Data supplied:
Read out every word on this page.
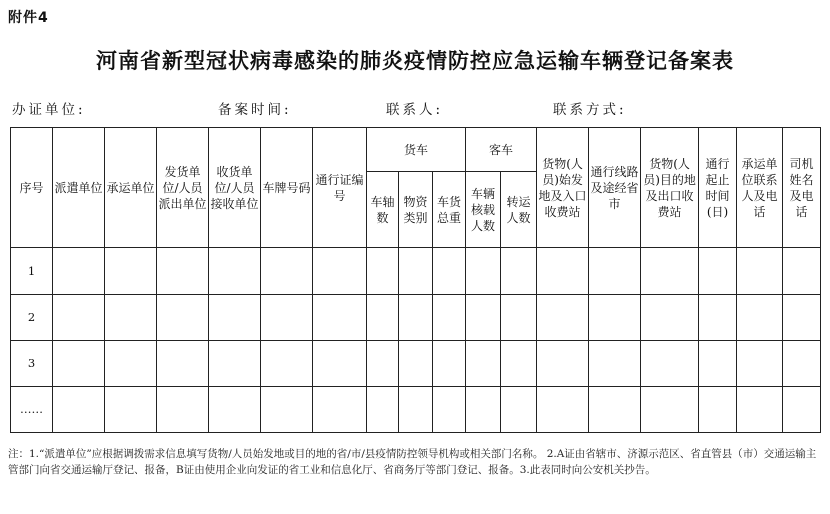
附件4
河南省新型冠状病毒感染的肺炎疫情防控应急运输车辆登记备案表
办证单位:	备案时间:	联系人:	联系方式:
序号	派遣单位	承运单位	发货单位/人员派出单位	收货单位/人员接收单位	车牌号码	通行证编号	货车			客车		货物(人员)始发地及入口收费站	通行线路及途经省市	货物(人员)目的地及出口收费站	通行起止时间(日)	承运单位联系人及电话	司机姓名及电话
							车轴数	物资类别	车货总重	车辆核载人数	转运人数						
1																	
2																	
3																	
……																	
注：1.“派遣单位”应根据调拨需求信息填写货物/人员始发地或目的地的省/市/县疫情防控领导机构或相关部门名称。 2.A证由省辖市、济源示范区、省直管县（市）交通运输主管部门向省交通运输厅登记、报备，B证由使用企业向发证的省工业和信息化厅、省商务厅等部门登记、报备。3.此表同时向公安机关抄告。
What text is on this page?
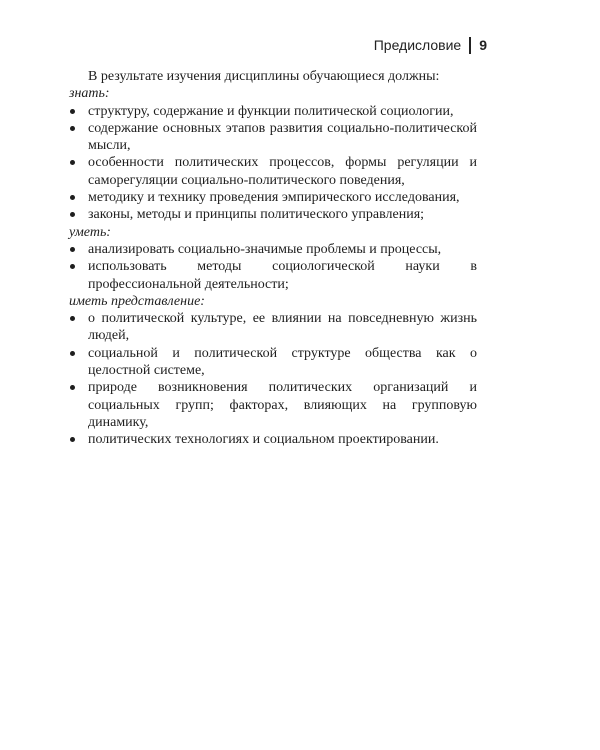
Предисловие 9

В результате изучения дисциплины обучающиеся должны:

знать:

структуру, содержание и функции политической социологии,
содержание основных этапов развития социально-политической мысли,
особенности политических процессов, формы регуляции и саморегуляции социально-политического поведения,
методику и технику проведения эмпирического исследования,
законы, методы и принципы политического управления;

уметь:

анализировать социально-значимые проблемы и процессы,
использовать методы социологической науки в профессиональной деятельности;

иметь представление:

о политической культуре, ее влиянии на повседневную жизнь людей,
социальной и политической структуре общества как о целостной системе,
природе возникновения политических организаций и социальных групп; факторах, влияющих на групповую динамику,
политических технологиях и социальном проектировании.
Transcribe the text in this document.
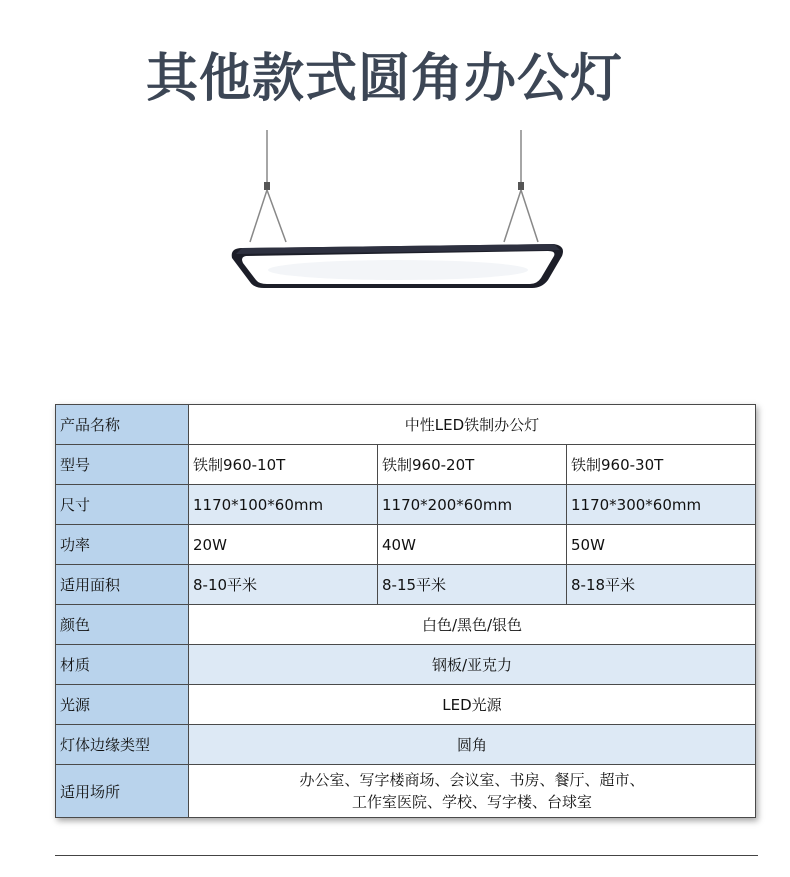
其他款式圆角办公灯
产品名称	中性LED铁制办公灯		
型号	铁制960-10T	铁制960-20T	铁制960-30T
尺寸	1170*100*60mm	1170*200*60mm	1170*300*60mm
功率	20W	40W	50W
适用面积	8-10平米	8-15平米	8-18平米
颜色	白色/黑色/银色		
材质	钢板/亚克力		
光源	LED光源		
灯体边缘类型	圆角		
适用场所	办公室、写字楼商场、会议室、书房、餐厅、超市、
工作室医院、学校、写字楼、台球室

Set exercise: Exactly reproduce each record, leaving out any pictures.

Full solution:
Read out every word on this page.
附件4
河南省新型冠状病毒感染的肺炎疫情防控应急运输车辆登记备案表
办证单位:	备案时间:	联系人:	联系方式:
序号	派遣单位	承运单位	发货单位/人员派出单位	收货单位/人员接收单位	车牌号码	通行证编号	货车			客车		货物(人员)始发地及入口收费站	通行线路及途经省市	货物(人员)目的地及出口收费站	通行起止时间(日)	承运单位联系人及电话	司机姓名及电话
							车轴数	物资类别	车货总重	车辆核载人数	转运人数						
1																	
2																	
3																	
……																	
注：1.“派遣单位”应根据调拨需求信息填写货物/人员始发地或目的地的省/市/县疫情防控领导机构或相关部门名称。 2.A证由省辖市、济源示范区、省直管县（市）交通运输主管部门向省交通运输厅登记、报备，B证由使用企业向发证的省工业和信息化厅、省商务厅等部门登记、报备。3.此表同时向公安机关抄告。
What text is on this page?
Предисловие 9

В результате изучения дисциплины обучающиеся должны:

знать:

структуру, содержание и функции политической социологии,
содержание основных этапов развития социально-политической мысли,
особенности политических процессов, формы регуляции и саморегуляции социально-политического поведения,
методику и технику проведения эмпирического исследования,
законы, методы и принципы политического управления;

уметь:

анализировать социально-значимые проблемы и процессы,
использовать методы социологической науки в профессиональной деятельности;

иметь представление:

о политической культуре, ее влиянии на повседневную жизнь людей,
социальной и политической структуре общества как о целостной системе,
природе возникновения политических организаций и социальных групп; факторах, влияющих на групповую динамику,
политических технологиях и социальном проектировании.
Transcribe the text in this document.
其他款式圆角办公灯
产品名称	中性LED铁制办公灯		
型号	铁制960-10T	铁制960-20T	铁制960-30T
尺寸	1170*100*60mm	1170*200*60mm	1170*300*60mm
功率	20W	40W	50W
适用面积	8-10平米	8-15平米	8-18平米
颜色	白色/黑色/银色		
材质	钢板/亚克力		
光源	LED光源		
灯体边缘类型	圆角		
适用场所	办公室、写字楼商场、会议室、书房、餐厅、超市、
工作室医院、学校、写字楼、台球室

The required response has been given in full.